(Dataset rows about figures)
--------------------
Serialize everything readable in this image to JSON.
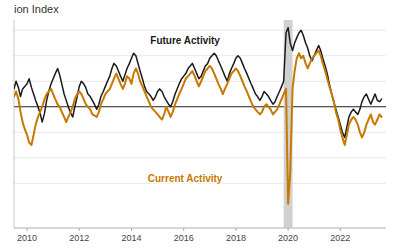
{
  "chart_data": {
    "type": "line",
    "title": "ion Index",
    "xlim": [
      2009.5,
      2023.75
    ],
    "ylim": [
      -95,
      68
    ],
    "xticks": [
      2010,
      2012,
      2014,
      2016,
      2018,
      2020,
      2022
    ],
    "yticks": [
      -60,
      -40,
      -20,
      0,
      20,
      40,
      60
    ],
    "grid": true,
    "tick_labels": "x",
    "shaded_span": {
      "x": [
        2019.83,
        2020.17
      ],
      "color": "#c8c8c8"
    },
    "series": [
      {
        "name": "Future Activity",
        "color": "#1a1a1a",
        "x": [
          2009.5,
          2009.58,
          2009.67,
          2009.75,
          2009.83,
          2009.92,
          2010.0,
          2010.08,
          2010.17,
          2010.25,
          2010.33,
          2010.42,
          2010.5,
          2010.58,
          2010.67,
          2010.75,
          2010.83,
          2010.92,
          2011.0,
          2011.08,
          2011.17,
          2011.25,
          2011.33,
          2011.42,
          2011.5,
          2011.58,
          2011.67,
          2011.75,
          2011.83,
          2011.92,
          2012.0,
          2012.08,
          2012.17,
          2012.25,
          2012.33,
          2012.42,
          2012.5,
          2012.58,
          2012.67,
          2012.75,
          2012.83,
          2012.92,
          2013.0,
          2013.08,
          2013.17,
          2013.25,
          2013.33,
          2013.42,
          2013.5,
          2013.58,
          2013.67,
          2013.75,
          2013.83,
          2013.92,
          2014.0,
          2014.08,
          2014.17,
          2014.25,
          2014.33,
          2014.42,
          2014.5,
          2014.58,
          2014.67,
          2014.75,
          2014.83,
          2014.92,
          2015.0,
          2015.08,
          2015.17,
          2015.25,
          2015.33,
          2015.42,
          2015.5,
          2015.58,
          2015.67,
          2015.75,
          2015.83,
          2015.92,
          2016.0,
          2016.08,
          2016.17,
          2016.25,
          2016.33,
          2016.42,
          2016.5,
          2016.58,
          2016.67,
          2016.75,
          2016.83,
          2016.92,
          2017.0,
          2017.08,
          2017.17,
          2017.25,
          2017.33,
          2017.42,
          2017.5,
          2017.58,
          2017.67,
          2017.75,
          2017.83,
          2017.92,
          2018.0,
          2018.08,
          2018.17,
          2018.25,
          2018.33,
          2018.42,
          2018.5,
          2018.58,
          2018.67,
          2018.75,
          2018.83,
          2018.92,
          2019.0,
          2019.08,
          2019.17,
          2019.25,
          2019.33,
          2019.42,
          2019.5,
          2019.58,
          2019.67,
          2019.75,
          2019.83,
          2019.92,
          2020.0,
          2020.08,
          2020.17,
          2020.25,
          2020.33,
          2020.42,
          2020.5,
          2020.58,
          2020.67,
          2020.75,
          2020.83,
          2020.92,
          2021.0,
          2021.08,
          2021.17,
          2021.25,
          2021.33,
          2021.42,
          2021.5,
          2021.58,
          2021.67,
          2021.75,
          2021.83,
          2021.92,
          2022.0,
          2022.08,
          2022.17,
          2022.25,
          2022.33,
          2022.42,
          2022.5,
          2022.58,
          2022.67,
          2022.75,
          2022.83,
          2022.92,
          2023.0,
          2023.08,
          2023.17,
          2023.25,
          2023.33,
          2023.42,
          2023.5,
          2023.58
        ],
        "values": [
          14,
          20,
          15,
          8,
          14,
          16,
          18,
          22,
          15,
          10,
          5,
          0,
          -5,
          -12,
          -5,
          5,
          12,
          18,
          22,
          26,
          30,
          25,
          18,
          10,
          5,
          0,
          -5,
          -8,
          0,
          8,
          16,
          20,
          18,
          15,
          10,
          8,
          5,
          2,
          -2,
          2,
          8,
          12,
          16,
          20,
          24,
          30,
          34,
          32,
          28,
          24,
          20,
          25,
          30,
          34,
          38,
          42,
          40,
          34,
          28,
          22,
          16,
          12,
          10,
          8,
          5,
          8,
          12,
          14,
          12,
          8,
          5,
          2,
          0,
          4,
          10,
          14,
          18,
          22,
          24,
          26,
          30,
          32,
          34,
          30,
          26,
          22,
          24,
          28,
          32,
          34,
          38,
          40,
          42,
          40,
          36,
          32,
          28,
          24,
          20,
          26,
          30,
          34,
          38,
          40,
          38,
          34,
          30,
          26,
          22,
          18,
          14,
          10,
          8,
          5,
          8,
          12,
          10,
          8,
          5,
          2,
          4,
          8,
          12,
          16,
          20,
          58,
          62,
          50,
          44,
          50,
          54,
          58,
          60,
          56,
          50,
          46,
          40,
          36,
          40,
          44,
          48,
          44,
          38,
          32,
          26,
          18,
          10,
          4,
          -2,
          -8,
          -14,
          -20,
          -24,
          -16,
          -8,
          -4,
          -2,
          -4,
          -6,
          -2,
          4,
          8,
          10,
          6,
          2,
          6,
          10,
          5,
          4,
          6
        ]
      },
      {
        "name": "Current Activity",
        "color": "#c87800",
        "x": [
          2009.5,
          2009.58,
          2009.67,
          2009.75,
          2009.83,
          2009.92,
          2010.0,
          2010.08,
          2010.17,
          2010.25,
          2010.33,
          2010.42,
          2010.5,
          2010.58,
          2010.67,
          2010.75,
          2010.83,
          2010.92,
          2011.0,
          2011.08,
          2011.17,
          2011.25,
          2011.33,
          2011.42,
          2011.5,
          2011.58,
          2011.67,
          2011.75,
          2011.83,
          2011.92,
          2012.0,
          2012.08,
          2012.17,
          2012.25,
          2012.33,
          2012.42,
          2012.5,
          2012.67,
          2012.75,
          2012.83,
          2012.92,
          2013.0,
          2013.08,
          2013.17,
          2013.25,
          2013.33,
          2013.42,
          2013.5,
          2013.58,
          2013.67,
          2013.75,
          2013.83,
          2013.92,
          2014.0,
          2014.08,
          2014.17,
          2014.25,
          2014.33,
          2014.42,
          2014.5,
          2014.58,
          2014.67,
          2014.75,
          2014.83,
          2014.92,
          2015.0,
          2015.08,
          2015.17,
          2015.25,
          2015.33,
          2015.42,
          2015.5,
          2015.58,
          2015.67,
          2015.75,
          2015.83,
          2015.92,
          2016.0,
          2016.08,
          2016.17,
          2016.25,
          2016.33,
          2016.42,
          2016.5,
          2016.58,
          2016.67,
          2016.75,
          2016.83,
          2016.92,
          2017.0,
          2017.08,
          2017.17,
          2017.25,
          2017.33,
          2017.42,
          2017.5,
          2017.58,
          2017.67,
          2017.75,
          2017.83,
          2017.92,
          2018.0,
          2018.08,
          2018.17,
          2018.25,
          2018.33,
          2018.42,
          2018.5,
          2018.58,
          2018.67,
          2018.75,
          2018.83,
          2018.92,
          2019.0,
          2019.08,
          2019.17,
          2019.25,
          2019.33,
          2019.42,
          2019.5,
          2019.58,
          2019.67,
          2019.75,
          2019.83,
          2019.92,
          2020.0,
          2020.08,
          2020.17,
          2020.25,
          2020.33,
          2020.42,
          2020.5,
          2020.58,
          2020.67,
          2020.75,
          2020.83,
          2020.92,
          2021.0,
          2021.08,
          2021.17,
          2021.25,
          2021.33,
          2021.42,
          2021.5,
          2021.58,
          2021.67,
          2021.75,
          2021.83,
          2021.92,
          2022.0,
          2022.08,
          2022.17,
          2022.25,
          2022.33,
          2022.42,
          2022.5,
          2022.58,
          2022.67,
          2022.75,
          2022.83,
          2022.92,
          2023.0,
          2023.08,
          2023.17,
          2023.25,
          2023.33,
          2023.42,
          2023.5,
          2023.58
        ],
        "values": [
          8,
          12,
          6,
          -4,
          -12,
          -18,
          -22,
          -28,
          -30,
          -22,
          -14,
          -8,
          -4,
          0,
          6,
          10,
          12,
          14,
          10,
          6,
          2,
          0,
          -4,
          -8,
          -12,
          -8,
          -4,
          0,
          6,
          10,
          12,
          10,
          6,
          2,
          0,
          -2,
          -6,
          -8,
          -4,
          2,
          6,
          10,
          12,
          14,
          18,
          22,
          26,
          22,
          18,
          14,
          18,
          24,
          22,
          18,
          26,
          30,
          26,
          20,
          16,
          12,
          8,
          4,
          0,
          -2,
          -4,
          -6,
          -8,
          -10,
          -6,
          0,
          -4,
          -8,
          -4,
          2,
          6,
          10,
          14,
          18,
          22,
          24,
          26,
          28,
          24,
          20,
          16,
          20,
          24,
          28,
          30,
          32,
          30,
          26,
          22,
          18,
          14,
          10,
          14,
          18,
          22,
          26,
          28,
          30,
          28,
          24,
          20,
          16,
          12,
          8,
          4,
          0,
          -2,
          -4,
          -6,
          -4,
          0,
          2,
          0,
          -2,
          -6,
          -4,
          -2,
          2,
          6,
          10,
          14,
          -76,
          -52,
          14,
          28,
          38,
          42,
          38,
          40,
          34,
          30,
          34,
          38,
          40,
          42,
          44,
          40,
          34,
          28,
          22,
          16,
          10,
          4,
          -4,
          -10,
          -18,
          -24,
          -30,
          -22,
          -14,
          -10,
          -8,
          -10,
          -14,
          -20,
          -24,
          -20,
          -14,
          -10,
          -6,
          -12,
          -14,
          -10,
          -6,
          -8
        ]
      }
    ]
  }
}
--------------------
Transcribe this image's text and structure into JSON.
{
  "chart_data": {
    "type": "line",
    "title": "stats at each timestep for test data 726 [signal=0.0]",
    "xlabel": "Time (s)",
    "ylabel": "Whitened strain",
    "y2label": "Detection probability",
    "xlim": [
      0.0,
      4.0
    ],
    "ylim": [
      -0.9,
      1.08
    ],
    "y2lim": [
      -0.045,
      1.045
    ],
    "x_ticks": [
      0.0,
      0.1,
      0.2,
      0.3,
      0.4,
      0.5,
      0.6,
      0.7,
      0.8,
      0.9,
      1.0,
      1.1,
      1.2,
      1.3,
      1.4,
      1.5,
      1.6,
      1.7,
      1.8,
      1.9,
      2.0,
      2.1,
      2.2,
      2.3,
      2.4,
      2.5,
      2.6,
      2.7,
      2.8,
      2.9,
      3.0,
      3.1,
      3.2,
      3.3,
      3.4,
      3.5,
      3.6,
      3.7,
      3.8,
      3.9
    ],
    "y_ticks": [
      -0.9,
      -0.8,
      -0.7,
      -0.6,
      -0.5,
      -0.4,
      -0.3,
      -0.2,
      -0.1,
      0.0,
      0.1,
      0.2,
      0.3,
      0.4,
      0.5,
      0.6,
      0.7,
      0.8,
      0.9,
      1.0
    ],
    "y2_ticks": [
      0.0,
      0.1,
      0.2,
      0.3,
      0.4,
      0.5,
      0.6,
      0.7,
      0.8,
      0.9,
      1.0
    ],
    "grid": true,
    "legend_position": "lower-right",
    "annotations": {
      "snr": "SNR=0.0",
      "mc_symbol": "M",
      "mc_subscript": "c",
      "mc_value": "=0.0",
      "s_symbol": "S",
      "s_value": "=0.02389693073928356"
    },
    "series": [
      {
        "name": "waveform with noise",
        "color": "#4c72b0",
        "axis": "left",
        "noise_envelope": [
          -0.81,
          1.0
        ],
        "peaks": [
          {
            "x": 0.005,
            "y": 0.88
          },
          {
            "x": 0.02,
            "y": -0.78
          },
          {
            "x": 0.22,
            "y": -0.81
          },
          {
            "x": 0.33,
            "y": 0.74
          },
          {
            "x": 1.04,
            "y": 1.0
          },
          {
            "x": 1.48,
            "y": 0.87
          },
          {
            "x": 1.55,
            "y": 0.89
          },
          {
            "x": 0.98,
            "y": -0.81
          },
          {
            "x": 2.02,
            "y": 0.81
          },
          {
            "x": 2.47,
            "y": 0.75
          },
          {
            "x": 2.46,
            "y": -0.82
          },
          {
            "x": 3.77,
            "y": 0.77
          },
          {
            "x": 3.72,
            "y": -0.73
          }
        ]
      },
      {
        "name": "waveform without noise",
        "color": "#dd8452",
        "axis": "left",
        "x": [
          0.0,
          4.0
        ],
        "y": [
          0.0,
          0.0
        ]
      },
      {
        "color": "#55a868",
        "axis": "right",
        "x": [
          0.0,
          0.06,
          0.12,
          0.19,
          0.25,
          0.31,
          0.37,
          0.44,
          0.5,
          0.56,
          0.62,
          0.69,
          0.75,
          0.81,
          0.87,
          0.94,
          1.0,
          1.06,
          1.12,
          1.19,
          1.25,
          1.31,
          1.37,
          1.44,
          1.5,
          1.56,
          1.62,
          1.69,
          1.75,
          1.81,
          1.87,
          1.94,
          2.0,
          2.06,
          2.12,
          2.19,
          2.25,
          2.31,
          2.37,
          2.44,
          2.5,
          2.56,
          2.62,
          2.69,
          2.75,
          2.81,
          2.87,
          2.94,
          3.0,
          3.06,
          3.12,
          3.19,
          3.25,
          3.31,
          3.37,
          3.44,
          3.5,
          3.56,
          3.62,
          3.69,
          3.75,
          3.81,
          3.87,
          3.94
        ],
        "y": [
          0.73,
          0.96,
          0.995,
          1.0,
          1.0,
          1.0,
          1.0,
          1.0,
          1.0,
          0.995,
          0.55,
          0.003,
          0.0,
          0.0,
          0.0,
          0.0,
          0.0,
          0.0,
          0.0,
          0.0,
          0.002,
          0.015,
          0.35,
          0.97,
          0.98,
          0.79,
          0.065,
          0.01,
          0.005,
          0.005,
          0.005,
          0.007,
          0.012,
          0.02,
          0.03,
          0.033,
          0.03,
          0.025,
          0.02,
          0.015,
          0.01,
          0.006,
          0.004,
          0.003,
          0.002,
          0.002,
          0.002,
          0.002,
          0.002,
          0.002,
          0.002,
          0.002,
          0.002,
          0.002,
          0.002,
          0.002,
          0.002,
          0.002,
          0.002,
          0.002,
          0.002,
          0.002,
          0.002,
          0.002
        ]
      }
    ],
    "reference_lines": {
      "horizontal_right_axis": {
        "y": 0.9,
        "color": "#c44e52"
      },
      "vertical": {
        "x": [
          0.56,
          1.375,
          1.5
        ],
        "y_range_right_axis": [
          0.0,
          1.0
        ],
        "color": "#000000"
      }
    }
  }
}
--------------------
Find the lines above that contain the word "title" and collect them.

    "title": "ion Index",
    "title": "stats at each timestep for test data 726 [signal=0.0]",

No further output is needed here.